Start of Information supplied

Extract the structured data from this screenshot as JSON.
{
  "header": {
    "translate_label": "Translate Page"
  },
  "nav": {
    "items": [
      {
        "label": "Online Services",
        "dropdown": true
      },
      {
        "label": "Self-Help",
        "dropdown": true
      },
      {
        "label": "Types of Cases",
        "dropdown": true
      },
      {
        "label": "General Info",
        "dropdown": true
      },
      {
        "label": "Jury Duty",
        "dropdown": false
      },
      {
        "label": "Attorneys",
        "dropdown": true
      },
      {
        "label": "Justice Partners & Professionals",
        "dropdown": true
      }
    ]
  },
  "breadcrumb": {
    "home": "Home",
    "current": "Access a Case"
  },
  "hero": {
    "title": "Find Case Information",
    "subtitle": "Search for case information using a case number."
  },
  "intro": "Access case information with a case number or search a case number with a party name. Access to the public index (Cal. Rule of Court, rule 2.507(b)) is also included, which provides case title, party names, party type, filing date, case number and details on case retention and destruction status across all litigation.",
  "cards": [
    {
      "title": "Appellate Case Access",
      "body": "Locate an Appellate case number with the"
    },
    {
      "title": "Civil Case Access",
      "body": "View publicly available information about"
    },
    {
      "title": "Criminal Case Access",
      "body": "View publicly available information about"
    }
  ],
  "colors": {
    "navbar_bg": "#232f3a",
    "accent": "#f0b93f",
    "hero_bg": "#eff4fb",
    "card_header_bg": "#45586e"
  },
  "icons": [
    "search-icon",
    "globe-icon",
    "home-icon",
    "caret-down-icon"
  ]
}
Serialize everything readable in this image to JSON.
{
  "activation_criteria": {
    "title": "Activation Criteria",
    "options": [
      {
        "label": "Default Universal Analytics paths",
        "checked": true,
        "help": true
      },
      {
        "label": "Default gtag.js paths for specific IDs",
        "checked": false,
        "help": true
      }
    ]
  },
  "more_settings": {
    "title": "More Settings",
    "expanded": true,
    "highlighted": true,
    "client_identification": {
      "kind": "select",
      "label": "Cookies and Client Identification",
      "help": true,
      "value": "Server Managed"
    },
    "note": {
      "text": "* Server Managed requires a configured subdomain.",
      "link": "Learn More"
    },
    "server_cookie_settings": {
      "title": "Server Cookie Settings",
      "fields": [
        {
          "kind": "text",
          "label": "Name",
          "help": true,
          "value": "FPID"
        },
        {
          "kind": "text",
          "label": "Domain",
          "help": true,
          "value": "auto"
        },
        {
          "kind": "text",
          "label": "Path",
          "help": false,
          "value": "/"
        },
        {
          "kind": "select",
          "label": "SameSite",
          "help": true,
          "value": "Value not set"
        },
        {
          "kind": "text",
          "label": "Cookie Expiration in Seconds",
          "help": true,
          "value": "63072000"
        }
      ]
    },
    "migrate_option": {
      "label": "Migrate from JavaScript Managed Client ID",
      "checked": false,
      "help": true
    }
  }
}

End of Information supplied

* [What is asked]: Repeat the lines from the one containing "Serialize everything readable" through the end of the listing, exactly and without any other lines; both ends are included.

* [Task response]:
Serialize everything readable in this image to JSON.
{
  "activation_criteria": {
    "title": "Activation Criteria",
    "options": [
      {
        "label": "Default Universal Analytics paths",
        "checked": true,
        "help": true
      },
      {
        "label": "Default gtag.js paths for specific IDs",
        "checked": false,
        "help": true
      }
    ]
  },
  "more_settings": {
    "title": "More Settings",
    "expanded": true,
    "highlighted": true,
    "client_identification": {
      "kind": "select",
      "label": "Cookies and Client Identification",
      "help": true,
      "value": "Server Managed"
    },
    "note": {
      "text": "* Server Managed requires a configured subdomain.",
      "link": "Learn More"
    },
    "server_cookie_settings": {
      "title": "Server Cookie Settings",
      "fields": [
        {
          "kind": "text",
          "label": "Name",
          "help": true,
          "value": "FPID"
        },
        {
          "kind": "text",
          "label": "Domain",
          "help": true,
          "value": "auto"
        },
        {
          "kind": "text",
          "label": "Path",
          "help": false,
          "value": "/"
        },
        {
          "kind": "select",
          "label": "SameSite",
          "help": true,
          "value": "Value not set"
        },
        {
          "kind": "text",
          "label": "Cookie Expiration in Seconds",
          "help": true,
          "value": "63072000"
        }
      ]
    },
    "migrate_option": {
      "label": "Migrate from JavaScript Managed Client ID",
      "checked": false,
      "help": true
    }
  }
}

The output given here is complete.